Wherever the string "contains" shows up in a line, count that line. Give the total alone.
[Start of Information supplied]
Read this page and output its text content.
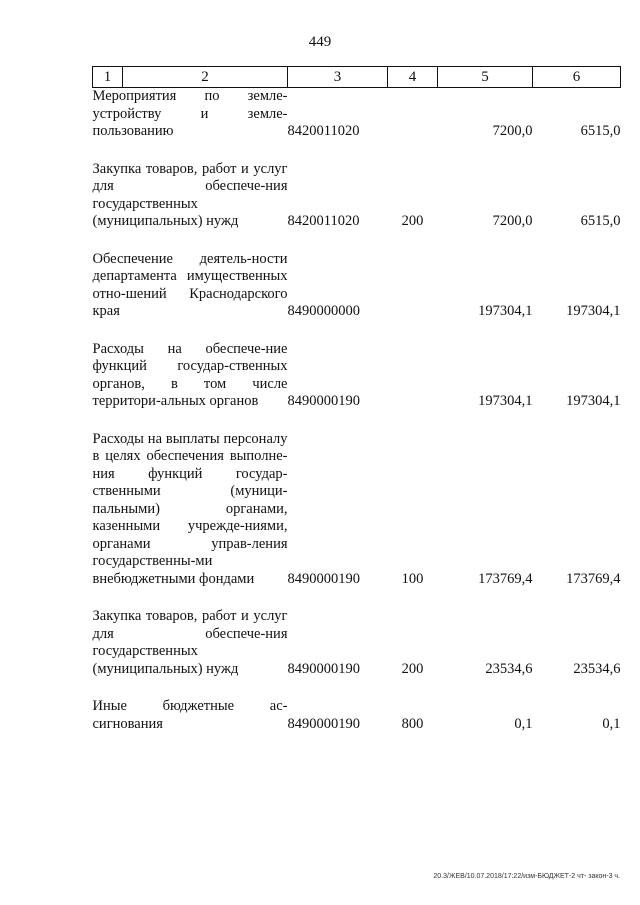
449
1	2	3	4	5	6

Мероприятия по земле-устройству и земле-пользованию		8420011020		7200,0	6515,0

Закупка товаров, работ и услуг для обеспече-ния государственных (муниципальных) нужд		8420011020	200	7200,0	6515,0

Обеспечение деятель-ности департамента имущественных отно-шений Краснодарского края		8490000000		197304,1	197304,1

Расходы на обеспече-ние функций государ-ственных органов, в том числе территори-альных органов		8490000190		197304,1	197304,1

Расходы на выплаты персоналу в целях обеспечения выполне-ния функций государ-ственными (муници-пальными) органами, казенными учрежде-ниями, органами управ-ления государственны-ми внебюджетными фондами		8490000190	100	173769,4	173769,4

Закупка товаров, работ и услуг для обеспече-ния государственных (муниципальных) нужд		8490000190	200	23534,6	23534,6

Иные бюджетные ас-сигнования		8490000190	800	0,1	0,1
20.3/ЖЕВ/10.07.2018/17:22/изм-БЮДЖЕТ-2 чт- закон-3 ч.
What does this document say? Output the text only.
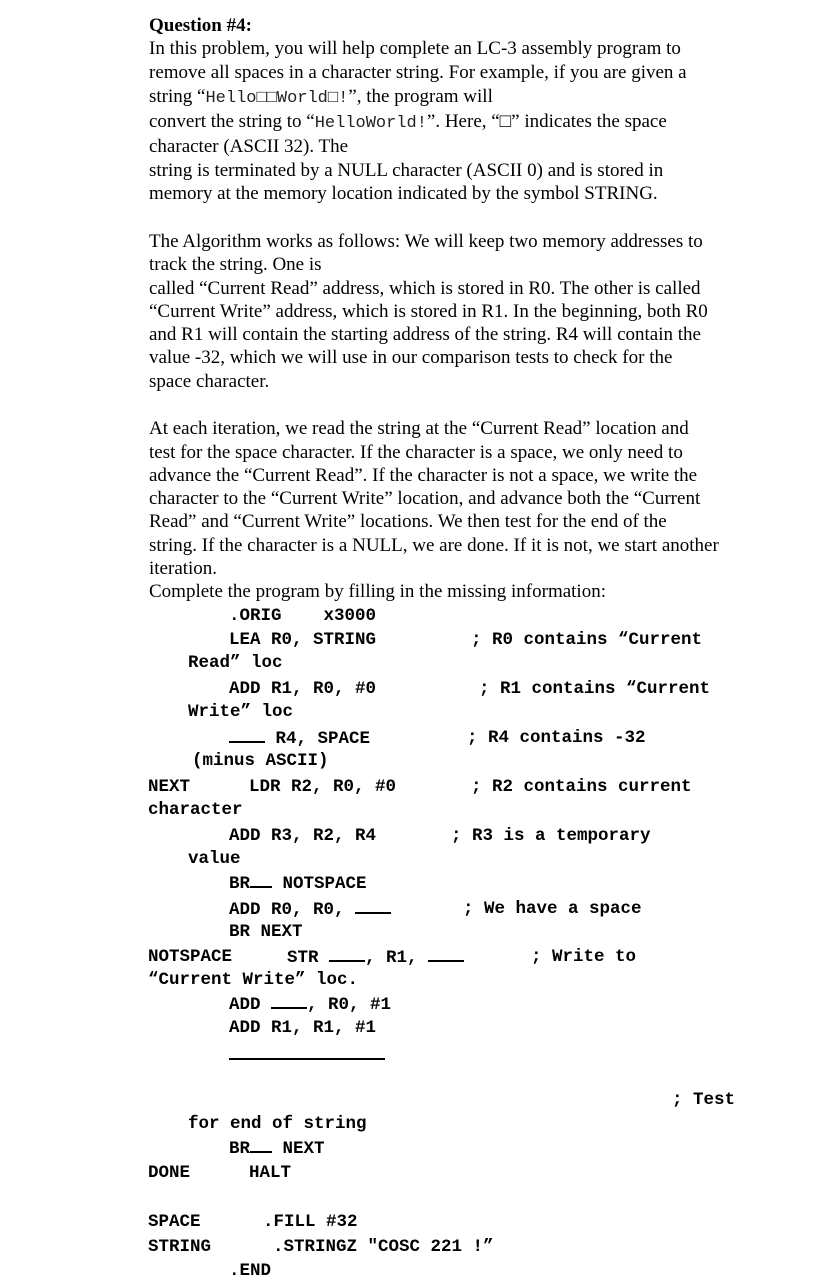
Question #4:
In this problem, you will help complete an LC-3 assembly program to
remove all spaces in a character string. For example, if you are given a
string “Hello□□World□!”, the program will
convert the string to “HelloWorld!”. Here, “□” indicates the space
character (ASCII 32). The
string is terminated by a NULL character (ASCII 0) and is stored in
memory at the memory location indicated by the symbol STRING.
The Algorithm works as follows: We will keep two memory addresses to
track the string. One is
called “Current Read” address, which is stored in R0. The other is called
“Current Write” address, which is stored in R1. In the beginning, both R0
and R1 will contain the starting address of the string. R4 will contain the
value -32, which we will use in our comparison tests to check for the
space character.
At each iteration, we read the string at the “Current Read” location and
test for the space character. If the character is a space, we only need to
advance the “Current Read”. If the character is not a space, we write the
character to the “Current Write” location, and advance both the “Current
Read” and “Current Write” locations. We then test for the end of the
string. If the character is a NULL, we are done. If it is not, we start another
iteration.
Complete the program by filling in the missing information:
.ORIG    x3000
LEA R0, STRING	; R0 contains “Current
Read” loc
ADD R1, R0, #0	; R1 contains “Current
Write” loc
R4, SPACE	; R4 contains -32
(minus ASCII)
NEXT	LDR R2, R0, #0	; R2 contains current
character
ADD R3, R2, R4	; R3 is a temporary
value
BR NOTSPACE
ADD R0, R0,	; We have a space
BR NEXT
NOTSPACE	STR , R1,	; Write to
“Current Write” loc.
ADD , R0, #1
ADD R1, R1, #1
; Test
for end of string
BR NEXT
DONE	HALT
SPACE	.FILL #32
STRING	.STRINGZ "COSC 221 !”
.END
[End of Information supplied]
(Solution to the exercise):
4